== Segment start ==

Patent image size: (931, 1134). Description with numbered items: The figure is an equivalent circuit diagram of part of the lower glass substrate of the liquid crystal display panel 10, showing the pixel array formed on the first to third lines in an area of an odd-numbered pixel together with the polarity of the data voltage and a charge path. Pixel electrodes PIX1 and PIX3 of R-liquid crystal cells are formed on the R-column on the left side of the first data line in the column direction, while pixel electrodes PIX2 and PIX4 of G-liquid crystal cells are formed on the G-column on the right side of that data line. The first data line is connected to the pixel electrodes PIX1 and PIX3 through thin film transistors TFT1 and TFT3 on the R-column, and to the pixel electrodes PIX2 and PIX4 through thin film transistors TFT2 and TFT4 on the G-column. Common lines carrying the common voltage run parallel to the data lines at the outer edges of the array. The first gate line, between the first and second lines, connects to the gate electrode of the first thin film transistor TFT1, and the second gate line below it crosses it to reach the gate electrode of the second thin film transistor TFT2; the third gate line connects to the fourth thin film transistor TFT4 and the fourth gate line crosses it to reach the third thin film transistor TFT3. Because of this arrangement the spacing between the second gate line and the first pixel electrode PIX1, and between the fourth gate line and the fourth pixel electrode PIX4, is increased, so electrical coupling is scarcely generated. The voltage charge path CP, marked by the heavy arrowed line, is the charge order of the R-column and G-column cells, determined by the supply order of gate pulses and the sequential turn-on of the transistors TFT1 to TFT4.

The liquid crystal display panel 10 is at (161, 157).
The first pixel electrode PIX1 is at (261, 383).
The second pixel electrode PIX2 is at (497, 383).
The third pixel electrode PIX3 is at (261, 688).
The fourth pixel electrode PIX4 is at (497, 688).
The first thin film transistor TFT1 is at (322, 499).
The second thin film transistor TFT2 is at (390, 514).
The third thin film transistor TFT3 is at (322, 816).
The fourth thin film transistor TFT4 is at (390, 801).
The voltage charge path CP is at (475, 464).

== Segment end ==

→ **Task requirements**
Retype all the material above precisely, with no line left out.

→ **Problem solution**
Patent image size: (931, 1134). Description with numbered items: The figure is an equivalent circuit diagram of part of the lower glass substrate of the liquid crystal display panel 10, showing the pixel array formed on the first to third lines in an area of an odd-numbered pixel together with the polarity of the data voltage and a charge path. Pixel electrodes PIX1 and PIX3 of R-liquid crystal cells are formed on the R-column on the left side of the first data line in the column direction, while pixel electrodes PIX2 and PIX4 of G-liquid crystal cells are formed on the G-column on the right side of that data line. The first data line is connected to the pixel electrodes PIX1 and PIX3 through thin film transistors TFT1 and TFT3 on the R-column, and to the pixel electrodes PIX2 and PIX4 through thin film transistors TFT2 and TFT4 on the G-column. Common lines carrying the common voltage run parallel to the data lines at the outer edges of the array. The first gate line, between the first and second lines, connects to the gate electrode of the first thin film transistor TFT1, and the second gate line below it crosses it to reach the gate electrode of the second thin film transistor TFT2; the third gate line connects to the fourth thin film transistor TFT4 and the fourth gate line crosses it to reach the third thin film transistor TFT3. Because of this arrangement the spacing between the second gate line and the first pixel electrode PIX1, and between the fourth gate line and the fourth pixel electrode PIX4, is increased, so electrical coupling is scarcely generated. The voltage charge path CP, marked by the heavy arrowed line, is the charge order of the R-column and G-column cells, determined by the supply order of gate pulses and the sequential turn-on of the transistors TFT1 to TFT4.

The liquid crystal display panel 10 is at (161, 157).
The first pixel electrode PIX1 is at (261, 383).
The second pixel electrode PIX2 is at (497, 383).
The third pixel electrode PIX3 is at (261, 688).
The fourth pixel electrode PIX4 is at (497, 688).
The first thin film transistor TFT1 is at (322, 499).
The second thin film transistor TFT2 is at (390, 514).
The third thin film transistor TFT3 is at (322, 816).
The fourth thin film transistor TFT4 is at (390, 801).
The voltage charge path CP is at (475, 464).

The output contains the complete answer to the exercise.